Short exercise: Rewrite the lines of every item below as a Markdown table with the columns Row and Line, numbering the rows and leaving out blank lines. Omit the pictures.

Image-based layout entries
------
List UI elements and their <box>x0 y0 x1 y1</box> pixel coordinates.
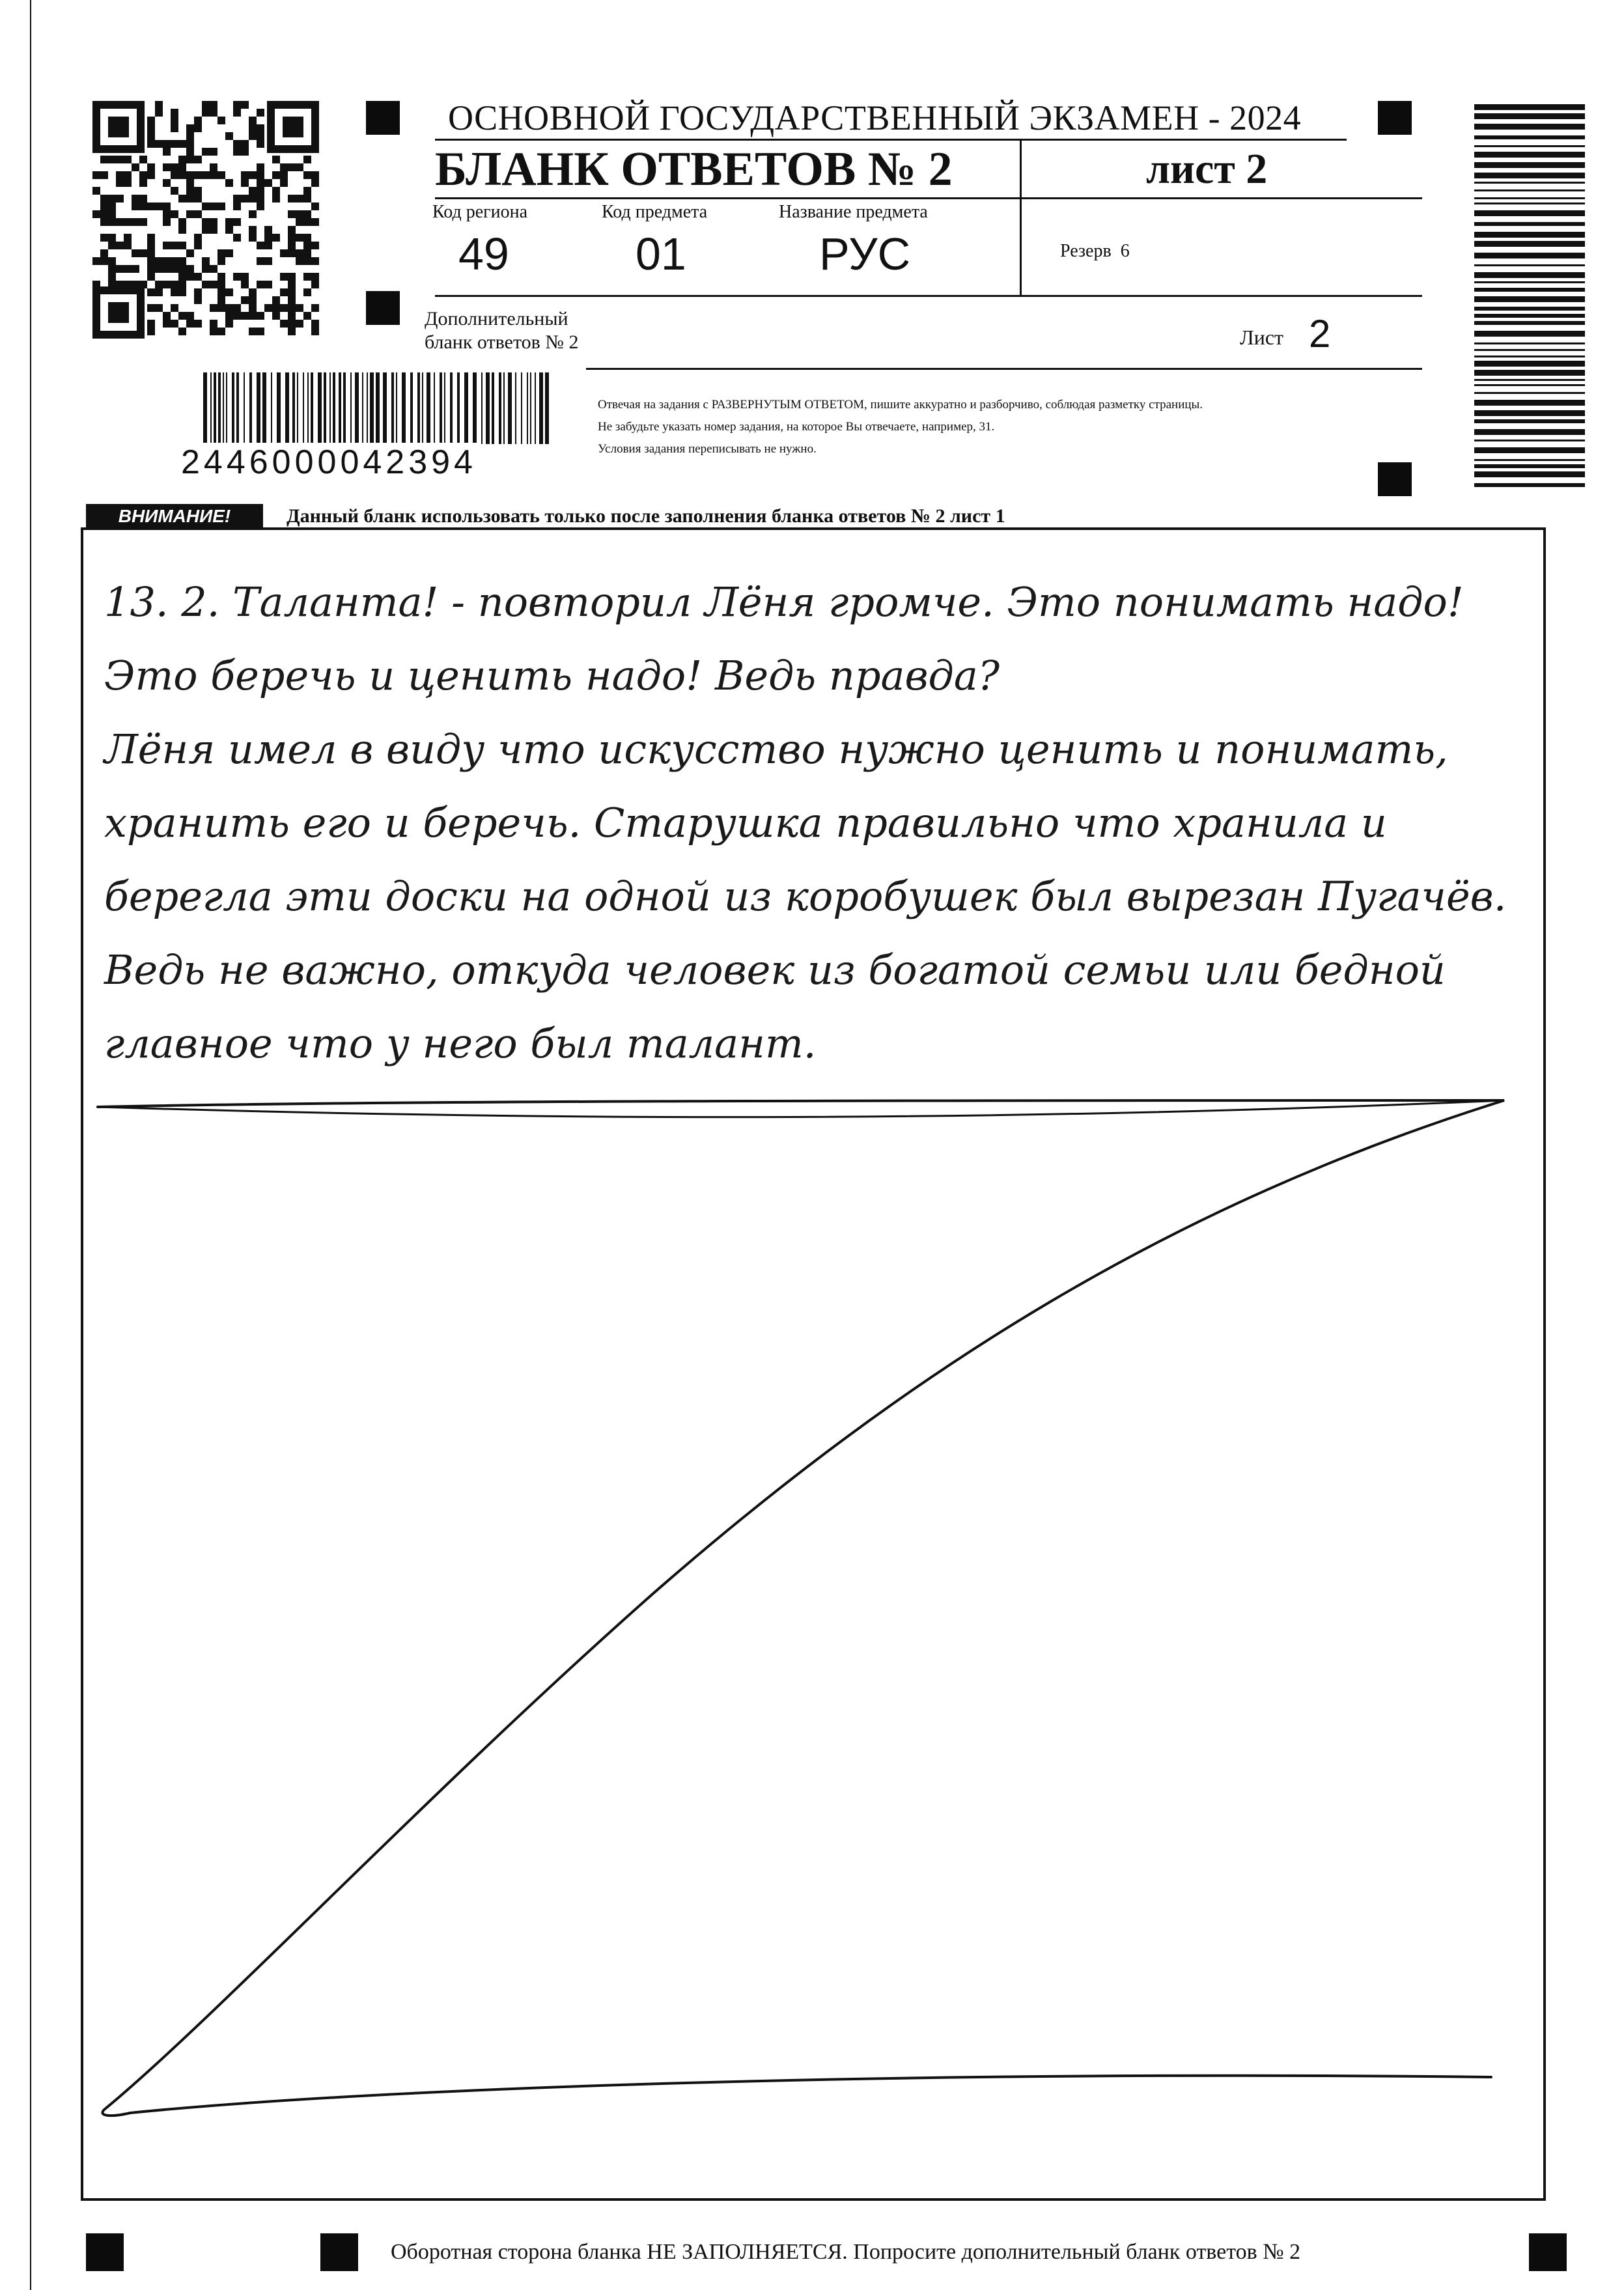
region-code: 49 <box>458 229 509 279</box>
additional-form-label: Дополнительный бланк ответов № 2 <box>425 308 579 353</box>
answer-line: 13. 2. Таланта! - повторил Лёня громче. Это понимать надо! <box>104 578 1464 626</box>
reserve-value: 6 <box>1120 241 1130 261</box>
sheet-no-label: Лист <box>1240 326 1284 349</box>
answer-line: Ведь не важно, откуда человек из богатой семьи или бедной <box>104 946 1446 994</box>
reserve-label: Резерв 6 <box>1060 241 1130 261</box>
answer-line: главное что у него был талант. <box>104 1020 817 1067</box>
sheet-no: 2 <box>1309 312 1331 356</box>
warning-text: Данный бланк использовать только после заполнения бланка ответов № 2 лист 1 <box>287 505 1005 527</box>
sheet-label: лист 2 <box>1146 145 1268 193</box>
barcode-number: 2446000042394 <box>181 443 477 481</box>
answer-line: Лёня имел в виду что искусство нужно ценить и понимать, <box>104 725 1448 773</box>
exam-title: ОСНОВНОЙ ГОСУДАРСТВЕННЫЙ ЭКЗАМЕН - 2024 <box>448 98 1302 137</box>
warning-badge: ВНИМАНИЕ! <box>86 504 263 529</box>
form-title: БЛАНК ОТВЕТОВ № 2 <box>435 143 953 196</box>
subject-name-label: Название предмета <box>779 202 928 222</box>
instructions: Отвечая на задания с РАЗВЕРНУТЫМ ОТВЕТОМ, пишите аккуратно и разборчиво, соблюдая разметку страницы. Не забудьте указать номер задания, на которое Вы отвечаете, например, 31. Условия задания переписывать не нужно. <box>598 398 1203 456</box>
footer-marker-mid <box>320 2233 358 2271</box>
region-code-label: Код региона <box>432 202 528 222</box>
footer-marker-right <box>1529 2233 1567 2271</box>
footer-marker-left <box>86 2233 124 2271</box>
subject-name: РУС <box>819 229 911 279</box>
answer-line: хранить его и беречь. Старушка правильно что хранила и <box>104 799 1387 846</box>
answer-line: Это беречь и ценить надо! Ведь правда? <box>104 652 1000 699</box>
footer-text: Оборотная сторона бланка НЕ ЗАПОЛНЯЕТСЯ. Попросите дополнительный бланк ответов № 2 <box>391 2240 1301 2264</box>
answer-line: берегла эти доски на одной из коробушек был вырезан Пугачёв. <box>104 873 1507 920</box>
subject-code-label: Код предмета <box>602 202 708 222</box>
subject-code: 01 <box>636 229 686 279</box>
------
Solution to the exercise:
| Row | Line |
|---|---|
| 1 | List UI elements and their <box>x0 y0 x1 y1</box> pixel coordinates. |
| 2 | region-code: 49 <box>458 229 509 279</box> |
| 3 | additional-form-label: Дополнительный бланк ответов № 2 <box>425 308 579 353</box> |
| 4 | answer-line: 13. 2. Таланта! - повторил Лёня громче. Это понимать надо! <box>104 578 1464 626</box> |
| 5 | reserve-value: 6 <box>1120 241 1130 261</box> |
| 6 | sheet-no-label: Лист <box>1240 326 1284 349</box> |
| 7 | answer-line: Ведь не важно, откуда человек из богатой семьи или бедной <box>104 946 1446 994</box> |
| 8 | reserve-label: Резерв 6 <box>1060 241 1130 261</box> |
| 9 | answer-line: главное что у него был талант. <box>104 1020 817 1067</box> |
| 10 | sheet-no: 2 <box>1309 312 1331 356</box> |
| 11 | warning-text: Данный бланк использовать только после заполнения бланка ответов № 2 лист 1 <box>287 505 1005 527</box> |
| 12 | sheet-label: лист 2 <box>1146 145 1268 193</box> |
| 13 | barcode-number: 2446000042394 <box>181 443 477 481</box> |
| 14 | answer-line: Лёня имел в виду что искусство нужно ценить и понимать, <box>104 725 1448 773</box> |
| 15 | exam-title: ОСНОВНОЙ ГОСУДАРСТВЕННЫЙ ЭКЗАМЕН - 2024 <box>448 98 1302 137</box> |
| 16 | warning-badge: ВНИМАНИЕ! <box>86 504 263 529</box> |
| 17 | form-title: БЛАНК ОТВЕТОВ № 2 <box>435 143 953 196</box> |
| 18 | subject-name-label: Название предмета <box>779 202 928 222</box> |
| 19 | instructions: Отвечая на задания с РАЗВЕРНУТЫМ ОТВЕТОМ, пишите аккуратно и разборчиво, соблюдая разметку страницы. Не забудьте указать номер задания, на которое Вы отвечаете, например, 31. Условия задания переписывать не нужно. <box>598 398 1203 456</box> |
| 20 | footer-marker-mid <box>320 2233 358 2271</box> |
| 21 | region-code-label: Код региона <box>432 202 528 222</box> |
| 22 | footer-marker-right <box>1529 2233 1567 2271</box> |
| 23 | footer-marker-left <box>86 2233 124 2271</box> |
| 24 | subject-name: РУС <box>819 229 911 279</box> |
| 25 | answer-line: хранить его и беречь. Старушка правильно что хранила и <box>104 799 1387 846</box> |
| 26 | answer-line: Это беречь и ценить надо! Ведь правда? <box>104 652 1000 699</box> |
| 27 | footer-text: Оборотная сторона бланка НЕ ЗАПОЛНЯЕТСЯ. Попросите дополнительный бланк ответов № 2 <box>391 2240 1301 2264</box> |
| 28 | answer-line: берегла эти доски на одной из коробушек был вырезан Пугачёв. <box>104 873 1507 920</box> |
| 29 | subject-code-label: Код предмета <box>602 202 708 222</box> |
| 30 | subject-code: 01 <box>636 229 686 279</box> |